[Your instructions]:
Find the lines holding "instantly" and copy them.

----

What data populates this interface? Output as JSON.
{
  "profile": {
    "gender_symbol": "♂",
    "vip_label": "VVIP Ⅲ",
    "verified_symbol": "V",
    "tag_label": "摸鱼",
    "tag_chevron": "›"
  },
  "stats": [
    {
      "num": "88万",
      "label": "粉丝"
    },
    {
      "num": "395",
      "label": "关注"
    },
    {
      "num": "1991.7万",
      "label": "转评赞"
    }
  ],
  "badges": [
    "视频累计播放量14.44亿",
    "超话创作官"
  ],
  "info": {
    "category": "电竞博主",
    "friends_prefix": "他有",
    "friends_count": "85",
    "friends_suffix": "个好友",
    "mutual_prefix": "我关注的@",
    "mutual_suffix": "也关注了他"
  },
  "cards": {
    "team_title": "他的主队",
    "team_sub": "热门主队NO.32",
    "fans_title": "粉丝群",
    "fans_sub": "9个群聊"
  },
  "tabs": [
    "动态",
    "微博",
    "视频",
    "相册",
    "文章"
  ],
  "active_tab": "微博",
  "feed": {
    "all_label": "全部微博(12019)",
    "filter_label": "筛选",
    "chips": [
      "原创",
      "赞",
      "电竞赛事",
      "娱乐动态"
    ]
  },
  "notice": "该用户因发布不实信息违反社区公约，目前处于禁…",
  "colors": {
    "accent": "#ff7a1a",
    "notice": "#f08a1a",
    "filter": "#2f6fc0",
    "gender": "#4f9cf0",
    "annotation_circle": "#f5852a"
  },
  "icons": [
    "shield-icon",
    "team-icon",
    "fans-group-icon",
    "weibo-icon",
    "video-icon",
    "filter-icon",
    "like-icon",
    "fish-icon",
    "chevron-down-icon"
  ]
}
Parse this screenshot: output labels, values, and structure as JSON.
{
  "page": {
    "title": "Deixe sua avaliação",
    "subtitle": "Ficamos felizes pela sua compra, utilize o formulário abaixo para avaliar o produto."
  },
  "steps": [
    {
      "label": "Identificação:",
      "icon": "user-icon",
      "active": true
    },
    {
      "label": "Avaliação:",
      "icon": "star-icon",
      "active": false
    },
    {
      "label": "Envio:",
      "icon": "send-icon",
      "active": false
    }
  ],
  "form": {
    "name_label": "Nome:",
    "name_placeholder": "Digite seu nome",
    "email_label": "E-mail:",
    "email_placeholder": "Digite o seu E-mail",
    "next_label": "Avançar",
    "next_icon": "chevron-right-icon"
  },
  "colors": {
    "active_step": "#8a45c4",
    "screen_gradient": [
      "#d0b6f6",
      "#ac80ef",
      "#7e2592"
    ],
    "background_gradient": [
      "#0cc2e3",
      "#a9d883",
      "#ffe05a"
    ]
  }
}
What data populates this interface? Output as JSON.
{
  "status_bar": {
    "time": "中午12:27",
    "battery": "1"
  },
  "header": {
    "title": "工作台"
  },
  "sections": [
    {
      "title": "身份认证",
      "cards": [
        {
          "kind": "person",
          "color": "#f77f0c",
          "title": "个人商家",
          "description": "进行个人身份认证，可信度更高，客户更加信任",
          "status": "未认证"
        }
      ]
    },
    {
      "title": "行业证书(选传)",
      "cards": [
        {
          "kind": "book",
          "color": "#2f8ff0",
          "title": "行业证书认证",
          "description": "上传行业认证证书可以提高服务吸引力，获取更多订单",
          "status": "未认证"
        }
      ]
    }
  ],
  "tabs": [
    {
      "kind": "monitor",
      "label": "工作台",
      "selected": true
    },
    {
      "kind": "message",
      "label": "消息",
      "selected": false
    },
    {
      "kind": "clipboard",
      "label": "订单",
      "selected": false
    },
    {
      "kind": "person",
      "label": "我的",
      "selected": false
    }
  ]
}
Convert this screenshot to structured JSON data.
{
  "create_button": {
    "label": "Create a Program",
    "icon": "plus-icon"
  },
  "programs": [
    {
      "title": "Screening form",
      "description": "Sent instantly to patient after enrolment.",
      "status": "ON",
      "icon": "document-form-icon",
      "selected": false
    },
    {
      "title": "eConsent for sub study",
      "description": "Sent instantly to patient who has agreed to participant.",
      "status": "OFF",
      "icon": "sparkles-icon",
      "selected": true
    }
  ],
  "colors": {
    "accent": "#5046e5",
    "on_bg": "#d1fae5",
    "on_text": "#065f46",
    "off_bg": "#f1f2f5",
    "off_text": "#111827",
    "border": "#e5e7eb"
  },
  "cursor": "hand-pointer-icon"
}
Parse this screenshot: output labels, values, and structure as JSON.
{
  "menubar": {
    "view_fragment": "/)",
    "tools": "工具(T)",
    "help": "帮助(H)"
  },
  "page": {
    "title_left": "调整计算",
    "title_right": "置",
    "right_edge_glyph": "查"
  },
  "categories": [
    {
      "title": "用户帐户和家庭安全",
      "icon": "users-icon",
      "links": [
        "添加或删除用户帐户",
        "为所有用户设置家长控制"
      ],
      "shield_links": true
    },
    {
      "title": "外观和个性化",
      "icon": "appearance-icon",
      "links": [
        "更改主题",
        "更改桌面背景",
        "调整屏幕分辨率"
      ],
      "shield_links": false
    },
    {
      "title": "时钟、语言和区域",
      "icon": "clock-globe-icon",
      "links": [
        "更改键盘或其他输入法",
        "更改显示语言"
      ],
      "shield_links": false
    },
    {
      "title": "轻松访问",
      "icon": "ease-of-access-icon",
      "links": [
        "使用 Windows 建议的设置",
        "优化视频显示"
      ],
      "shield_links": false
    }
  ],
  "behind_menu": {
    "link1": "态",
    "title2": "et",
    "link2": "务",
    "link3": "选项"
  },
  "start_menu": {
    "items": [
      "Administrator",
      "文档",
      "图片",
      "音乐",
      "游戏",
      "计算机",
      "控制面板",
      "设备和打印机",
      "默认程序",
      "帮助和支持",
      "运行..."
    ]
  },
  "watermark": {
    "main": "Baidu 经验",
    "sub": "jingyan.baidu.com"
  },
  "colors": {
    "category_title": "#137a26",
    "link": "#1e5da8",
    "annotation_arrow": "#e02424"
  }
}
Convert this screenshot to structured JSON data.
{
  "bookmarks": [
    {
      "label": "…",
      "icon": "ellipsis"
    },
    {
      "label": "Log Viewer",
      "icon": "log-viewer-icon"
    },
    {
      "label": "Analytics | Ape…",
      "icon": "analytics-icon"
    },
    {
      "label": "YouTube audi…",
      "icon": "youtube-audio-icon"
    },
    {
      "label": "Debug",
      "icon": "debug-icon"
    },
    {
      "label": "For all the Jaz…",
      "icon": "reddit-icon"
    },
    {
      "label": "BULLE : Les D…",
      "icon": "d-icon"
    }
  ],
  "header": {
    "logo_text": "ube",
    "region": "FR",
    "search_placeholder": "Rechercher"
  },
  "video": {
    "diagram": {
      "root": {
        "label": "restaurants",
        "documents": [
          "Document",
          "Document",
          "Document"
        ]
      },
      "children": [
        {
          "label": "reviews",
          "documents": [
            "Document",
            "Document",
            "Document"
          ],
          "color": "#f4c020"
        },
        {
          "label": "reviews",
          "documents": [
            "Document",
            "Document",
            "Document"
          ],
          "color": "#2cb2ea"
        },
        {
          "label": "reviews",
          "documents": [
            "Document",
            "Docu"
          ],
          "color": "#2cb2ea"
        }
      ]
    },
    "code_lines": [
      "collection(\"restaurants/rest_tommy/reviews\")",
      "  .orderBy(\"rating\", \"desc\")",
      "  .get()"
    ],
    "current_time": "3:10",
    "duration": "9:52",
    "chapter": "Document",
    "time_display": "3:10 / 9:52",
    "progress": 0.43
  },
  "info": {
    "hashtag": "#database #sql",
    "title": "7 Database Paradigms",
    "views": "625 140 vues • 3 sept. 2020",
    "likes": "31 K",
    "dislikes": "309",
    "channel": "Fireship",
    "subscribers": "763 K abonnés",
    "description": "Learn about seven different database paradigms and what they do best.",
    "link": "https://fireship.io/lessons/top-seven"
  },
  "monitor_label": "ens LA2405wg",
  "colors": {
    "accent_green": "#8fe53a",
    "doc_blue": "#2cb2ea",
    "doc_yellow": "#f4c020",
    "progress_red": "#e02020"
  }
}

----

[Complete response]:
      "description": "Sent instantly to patient after enrolment.",
      "description": "Sent instantly to patient who has agreed to participant.",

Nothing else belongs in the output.